Directions
Keep every line where the word "color" appears; drop the rest.
◆ ◆ ◆
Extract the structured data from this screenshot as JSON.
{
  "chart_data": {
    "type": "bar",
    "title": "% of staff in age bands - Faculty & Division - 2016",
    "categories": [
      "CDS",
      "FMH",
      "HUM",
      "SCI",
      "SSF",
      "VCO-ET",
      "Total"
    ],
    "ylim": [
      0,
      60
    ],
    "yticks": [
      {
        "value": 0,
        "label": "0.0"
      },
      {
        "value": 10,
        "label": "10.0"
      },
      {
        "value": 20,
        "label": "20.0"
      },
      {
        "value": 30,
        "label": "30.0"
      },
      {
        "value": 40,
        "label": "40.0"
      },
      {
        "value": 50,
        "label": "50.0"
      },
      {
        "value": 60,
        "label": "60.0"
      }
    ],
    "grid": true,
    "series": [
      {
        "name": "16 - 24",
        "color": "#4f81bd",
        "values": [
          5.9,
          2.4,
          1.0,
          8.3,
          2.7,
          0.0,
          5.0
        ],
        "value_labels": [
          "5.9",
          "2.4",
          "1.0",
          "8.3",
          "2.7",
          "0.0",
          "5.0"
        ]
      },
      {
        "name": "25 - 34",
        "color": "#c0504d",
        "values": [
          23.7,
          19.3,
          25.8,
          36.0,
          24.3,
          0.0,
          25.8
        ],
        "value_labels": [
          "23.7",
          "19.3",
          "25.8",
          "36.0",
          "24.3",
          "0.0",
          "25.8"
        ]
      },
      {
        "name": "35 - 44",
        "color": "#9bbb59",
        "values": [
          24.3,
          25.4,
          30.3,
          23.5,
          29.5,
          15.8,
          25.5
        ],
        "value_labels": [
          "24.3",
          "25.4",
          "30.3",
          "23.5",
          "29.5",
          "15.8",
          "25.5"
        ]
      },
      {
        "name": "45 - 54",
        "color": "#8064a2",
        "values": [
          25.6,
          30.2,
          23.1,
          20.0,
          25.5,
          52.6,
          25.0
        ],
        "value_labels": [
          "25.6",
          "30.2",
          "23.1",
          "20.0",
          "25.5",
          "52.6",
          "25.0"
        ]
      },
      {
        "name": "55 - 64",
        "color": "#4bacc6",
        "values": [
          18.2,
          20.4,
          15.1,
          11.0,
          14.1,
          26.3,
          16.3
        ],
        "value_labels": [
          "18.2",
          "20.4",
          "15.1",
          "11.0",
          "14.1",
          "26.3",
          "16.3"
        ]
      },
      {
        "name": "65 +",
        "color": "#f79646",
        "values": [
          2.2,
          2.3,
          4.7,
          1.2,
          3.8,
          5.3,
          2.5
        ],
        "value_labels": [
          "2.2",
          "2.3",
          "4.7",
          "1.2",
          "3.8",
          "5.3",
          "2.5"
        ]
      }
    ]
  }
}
◆ ◆ ◆
Response to this exercise
        "color": "#4f81bd",
        "color": "#c0504d",
        "color": "#9bbb59",
        "color": "#8064a2",
        "color": "#4bacc6",
        "color": "#f79646",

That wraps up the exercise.